### [Stored records]
┄┄┄┄┄┄┄┄┄┄
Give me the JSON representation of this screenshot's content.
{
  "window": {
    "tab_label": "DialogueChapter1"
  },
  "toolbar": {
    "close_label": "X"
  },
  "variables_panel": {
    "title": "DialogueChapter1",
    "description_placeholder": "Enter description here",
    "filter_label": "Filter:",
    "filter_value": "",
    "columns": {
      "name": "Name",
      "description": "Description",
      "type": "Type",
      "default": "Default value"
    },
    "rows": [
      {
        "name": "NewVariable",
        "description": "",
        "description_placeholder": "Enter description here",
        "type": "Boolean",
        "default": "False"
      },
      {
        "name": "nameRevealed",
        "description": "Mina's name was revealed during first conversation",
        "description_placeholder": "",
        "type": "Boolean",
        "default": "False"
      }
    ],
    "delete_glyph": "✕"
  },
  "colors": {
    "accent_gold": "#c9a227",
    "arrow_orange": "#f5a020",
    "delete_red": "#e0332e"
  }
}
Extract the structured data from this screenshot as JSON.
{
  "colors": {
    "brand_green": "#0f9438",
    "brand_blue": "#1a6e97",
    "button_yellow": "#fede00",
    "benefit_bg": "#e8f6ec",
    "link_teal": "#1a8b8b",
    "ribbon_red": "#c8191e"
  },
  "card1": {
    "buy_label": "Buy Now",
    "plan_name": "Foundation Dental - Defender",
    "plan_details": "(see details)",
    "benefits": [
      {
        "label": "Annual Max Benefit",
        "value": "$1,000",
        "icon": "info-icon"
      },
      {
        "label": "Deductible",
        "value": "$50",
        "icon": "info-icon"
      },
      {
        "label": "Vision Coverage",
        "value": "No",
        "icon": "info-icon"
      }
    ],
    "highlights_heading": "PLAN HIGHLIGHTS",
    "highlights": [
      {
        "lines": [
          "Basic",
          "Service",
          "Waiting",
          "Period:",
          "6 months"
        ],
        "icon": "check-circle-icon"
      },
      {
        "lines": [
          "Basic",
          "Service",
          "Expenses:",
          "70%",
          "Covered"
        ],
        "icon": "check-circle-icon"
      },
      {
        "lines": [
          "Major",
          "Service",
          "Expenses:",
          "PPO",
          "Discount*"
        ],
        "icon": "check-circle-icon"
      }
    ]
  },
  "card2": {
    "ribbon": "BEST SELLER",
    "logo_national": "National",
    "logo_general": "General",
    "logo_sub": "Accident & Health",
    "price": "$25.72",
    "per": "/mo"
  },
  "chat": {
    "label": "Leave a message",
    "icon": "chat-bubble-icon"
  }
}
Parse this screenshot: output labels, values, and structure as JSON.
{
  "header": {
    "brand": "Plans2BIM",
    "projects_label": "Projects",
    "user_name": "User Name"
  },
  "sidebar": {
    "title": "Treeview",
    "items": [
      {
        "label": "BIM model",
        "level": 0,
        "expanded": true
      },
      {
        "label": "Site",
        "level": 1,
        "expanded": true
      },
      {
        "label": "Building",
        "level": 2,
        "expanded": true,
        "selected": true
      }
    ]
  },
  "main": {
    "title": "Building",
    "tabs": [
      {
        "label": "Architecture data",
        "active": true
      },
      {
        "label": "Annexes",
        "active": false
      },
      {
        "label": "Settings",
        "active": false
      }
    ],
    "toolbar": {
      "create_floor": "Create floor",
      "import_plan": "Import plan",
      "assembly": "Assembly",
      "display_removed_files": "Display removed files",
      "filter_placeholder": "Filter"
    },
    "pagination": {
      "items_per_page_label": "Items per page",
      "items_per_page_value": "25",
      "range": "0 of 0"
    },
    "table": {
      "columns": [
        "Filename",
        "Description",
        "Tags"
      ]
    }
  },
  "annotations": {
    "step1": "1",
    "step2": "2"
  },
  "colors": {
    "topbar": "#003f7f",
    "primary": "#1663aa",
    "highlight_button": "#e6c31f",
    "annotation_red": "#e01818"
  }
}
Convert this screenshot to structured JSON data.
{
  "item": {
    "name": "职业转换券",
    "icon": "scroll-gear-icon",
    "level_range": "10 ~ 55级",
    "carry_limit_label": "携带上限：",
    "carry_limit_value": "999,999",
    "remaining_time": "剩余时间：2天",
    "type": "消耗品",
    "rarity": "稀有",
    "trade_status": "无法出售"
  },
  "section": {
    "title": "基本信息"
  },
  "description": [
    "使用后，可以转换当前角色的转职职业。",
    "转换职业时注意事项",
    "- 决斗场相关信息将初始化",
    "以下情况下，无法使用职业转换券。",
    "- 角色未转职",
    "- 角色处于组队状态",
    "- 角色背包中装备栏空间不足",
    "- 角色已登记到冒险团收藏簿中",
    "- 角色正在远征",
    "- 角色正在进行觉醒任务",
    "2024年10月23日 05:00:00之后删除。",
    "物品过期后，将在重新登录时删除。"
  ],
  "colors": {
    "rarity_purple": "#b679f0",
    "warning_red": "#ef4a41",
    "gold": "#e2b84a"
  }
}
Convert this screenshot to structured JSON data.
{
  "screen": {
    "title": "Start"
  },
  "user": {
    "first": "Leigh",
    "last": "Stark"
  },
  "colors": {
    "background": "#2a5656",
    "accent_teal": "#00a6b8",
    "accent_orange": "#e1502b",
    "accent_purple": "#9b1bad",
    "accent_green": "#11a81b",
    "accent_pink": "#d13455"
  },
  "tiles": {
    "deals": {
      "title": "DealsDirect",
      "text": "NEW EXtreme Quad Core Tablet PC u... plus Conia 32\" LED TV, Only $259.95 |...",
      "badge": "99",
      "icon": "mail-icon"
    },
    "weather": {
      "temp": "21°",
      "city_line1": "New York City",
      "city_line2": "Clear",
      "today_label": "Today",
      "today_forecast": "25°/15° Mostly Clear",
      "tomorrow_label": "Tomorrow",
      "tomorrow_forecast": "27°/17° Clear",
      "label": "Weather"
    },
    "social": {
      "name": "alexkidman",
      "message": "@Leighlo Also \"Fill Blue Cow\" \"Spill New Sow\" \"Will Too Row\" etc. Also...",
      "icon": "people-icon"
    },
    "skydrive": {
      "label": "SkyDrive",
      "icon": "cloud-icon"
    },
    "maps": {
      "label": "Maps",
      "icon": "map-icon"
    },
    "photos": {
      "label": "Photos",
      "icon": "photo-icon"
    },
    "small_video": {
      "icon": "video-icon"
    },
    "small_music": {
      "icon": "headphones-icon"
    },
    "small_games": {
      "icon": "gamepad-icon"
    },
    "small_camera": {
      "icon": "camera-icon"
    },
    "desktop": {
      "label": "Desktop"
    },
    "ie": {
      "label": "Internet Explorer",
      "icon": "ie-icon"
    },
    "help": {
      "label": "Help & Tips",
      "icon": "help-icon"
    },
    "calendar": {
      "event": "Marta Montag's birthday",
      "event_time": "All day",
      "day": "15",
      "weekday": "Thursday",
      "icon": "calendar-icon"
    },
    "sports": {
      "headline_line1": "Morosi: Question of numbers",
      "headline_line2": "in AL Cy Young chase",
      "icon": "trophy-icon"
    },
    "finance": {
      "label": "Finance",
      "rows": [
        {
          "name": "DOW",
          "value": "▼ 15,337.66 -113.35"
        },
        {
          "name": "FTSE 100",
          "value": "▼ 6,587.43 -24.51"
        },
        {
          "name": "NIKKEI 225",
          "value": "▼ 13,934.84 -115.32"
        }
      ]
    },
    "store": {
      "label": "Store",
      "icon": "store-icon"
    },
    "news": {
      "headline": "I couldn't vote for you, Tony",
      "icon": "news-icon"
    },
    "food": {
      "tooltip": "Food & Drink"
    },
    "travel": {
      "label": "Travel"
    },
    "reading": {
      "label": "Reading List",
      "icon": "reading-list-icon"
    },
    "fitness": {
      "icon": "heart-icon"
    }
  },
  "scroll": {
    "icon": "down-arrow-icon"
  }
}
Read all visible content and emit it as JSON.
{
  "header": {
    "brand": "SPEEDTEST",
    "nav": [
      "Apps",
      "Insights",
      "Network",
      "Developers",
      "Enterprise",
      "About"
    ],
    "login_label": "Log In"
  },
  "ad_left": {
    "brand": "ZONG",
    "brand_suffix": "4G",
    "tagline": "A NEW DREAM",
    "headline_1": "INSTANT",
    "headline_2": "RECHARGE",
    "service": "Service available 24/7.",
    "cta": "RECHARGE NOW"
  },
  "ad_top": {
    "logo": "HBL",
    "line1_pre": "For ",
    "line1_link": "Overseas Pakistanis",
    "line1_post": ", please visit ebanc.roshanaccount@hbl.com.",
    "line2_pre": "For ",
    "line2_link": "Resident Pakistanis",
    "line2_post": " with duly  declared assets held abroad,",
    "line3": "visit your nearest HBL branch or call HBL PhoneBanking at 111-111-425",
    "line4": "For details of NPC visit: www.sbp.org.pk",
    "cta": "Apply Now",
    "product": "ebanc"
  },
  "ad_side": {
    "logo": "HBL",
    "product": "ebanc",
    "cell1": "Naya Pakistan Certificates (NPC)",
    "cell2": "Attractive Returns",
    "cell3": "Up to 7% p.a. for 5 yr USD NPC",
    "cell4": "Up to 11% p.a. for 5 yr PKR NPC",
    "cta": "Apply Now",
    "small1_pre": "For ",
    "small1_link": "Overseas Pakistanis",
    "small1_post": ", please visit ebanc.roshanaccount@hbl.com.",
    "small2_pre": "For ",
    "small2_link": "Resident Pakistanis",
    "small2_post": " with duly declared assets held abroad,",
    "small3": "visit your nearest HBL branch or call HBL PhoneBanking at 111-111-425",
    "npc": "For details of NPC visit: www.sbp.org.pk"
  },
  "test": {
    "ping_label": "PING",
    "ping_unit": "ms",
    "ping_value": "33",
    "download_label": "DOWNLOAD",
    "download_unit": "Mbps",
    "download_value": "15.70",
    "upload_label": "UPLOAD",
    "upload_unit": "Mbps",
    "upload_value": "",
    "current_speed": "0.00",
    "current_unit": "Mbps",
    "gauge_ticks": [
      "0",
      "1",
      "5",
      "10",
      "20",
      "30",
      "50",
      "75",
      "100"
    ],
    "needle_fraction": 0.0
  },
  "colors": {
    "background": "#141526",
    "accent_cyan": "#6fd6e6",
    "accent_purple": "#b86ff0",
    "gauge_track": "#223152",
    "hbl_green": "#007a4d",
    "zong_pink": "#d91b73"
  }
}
┄┄┄┄┄┄┄┄┄┄
Tally up the lines in the records containing the word "Mbps", then give the count and nothing else.

3